**What the exercise asks:**
Every line that includes the word "content" is to be listed.

[Start]

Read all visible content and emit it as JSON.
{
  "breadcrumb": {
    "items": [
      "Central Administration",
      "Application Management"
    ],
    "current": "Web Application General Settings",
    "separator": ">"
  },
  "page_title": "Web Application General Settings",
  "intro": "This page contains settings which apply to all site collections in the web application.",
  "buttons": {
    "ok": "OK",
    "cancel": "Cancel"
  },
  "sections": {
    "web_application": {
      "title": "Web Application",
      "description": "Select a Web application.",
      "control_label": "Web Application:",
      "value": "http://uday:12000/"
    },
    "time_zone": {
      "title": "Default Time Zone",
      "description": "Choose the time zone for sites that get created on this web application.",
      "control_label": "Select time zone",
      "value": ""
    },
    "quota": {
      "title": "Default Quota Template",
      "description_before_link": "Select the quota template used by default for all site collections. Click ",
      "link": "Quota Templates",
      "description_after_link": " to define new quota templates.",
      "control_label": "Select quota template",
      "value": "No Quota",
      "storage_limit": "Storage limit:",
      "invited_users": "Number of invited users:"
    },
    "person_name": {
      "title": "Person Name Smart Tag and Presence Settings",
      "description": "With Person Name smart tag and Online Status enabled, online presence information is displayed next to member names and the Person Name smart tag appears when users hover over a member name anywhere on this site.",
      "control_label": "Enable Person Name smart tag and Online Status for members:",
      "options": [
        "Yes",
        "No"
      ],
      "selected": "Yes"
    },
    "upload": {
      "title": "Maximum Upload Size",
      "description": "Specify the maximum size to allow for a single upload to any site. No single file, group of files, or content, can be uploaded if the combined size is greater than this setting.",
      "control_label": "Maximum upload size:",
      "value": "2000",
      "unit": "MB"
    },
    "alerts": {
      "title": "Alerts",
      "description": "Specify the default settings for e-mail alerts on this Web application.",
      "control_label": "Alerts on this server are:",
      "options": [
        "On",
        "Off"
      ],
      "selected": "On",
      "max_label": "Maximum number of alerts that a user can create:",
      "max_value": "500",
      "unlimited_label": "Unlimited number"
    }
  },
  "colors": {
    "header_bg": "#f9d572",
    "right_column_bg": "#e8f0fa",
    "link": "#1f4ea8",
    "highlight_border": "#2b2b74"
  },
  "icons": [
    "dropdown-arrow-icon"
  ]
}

[End]

**Right answer:**
Read all visible content and emit it as JSON.
      "description": "Specify the maximum size to allow for a single upload to any site. No single file, group of files, or content, can be uploaded if the combined size is greater than this setting.",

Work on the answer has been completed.